* _REQUIRED TASK_: From the listing, collect all lines containing the word "style".

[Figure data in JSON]

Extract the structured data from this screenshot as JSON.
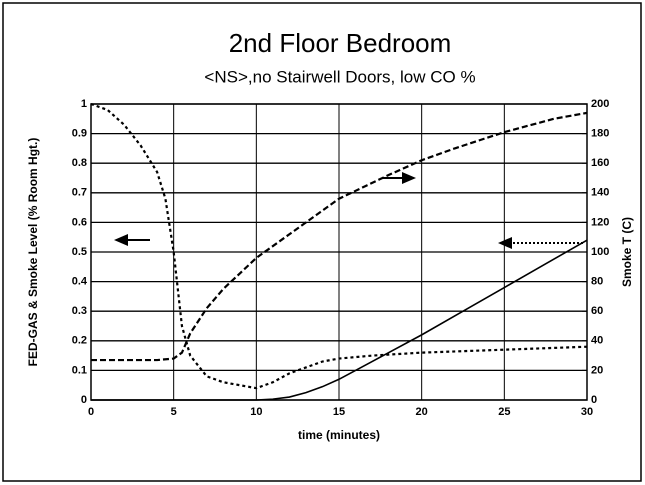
{
  "chart_data": {
    "type": "line",
    "title": "2nd Floor Bedroom",
    "subtitle": "<NS>,no Stairwell Doors, low CO %",
    "xlabel": "time (minutes)",
    "ylabel": "FED-GAS & Smoke Level (% Room Hgt.)",
    "y2label": "Smoke T (C)",
    "xlim": [
      0,
      30
    ],
    "xticks": [
      0,
      5,
      10,
      15,
      20,
      25,
      30
    ],
    "ylim": [
      0,
      1
    ],
    "yticks": [
      0,
      0.1,
      0.2,
      0.3,
      0.4,
      0.5,
      0.6,
      0.7,
      0.8,
      0.9,
      1
    ],
    "y2lim": [
      0,
      200
    ],
    "y2ticks": [
      0,
      20,
      40,
      60,
      80,
      100,
      120,
      140,
      160,
      180,
      200
    ],
    "grid": true,
    "series": [
      {
        "color": "#000000",
        "style": "dotted",
        "x": [
          0,
          1,
          2,
          3,
          4,
          4.5,
          5,
          5.5,
          6,
          7,
          8,
          9,
          10,
          11,
          12,
          13,
          14,
          15,
          17,
          20,
          25,
          30
        ],
        "values": [
          1,
          0.98,
          0.93,
          0.86,
          0.77,
          0.68,
          0.5,
          0.25,
          0.15,
          0.08,
          0.06,
          0.05,
          0.04,
          0.06,
          0.09,
          0.11,
          0.13,
          0.14,
          0.15,
          0.16,
          0.17,
          0.18
        ]
      },
      {
        "color": "#000000",
        "style": "dashed",
        "axis": "y2",
        "x": [
          0,
          2,
          4,
          5,
          5.5,
          6,
          7,
          8,
          10,
          12,
          15,
          18,
          20,
          22,
          25,
          28,
          30
        ],
        "values": [
          27,
          27,
          27,
          28,
          32,
          45,
          62,
          75,
          96,
          112,
          136,
          152,
          162,
          170,
          181,
          190,
          194
        ]
      },
      {
        "color": "#000000",
        "style": "solid",
        "x": [
          0,
          10,
          11,
          12,
          13,
          14,
          15,
          17,
          20,
          22.5,
          25,
          27.5,
          30
        ],
        "values": [
          0,
          0,
          0.003,
          0.01,
          0.025,
          0.045,
          0.07,
          0.13,
          0.22,
          0.3,
          0.38,
          0.46,
          0.54
        ]
      }
    ]
  }
}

* _ANSWER TO THIS EXERCISE_:
        "style": "dotted",
        "style": "dashed",
        "style": "solid",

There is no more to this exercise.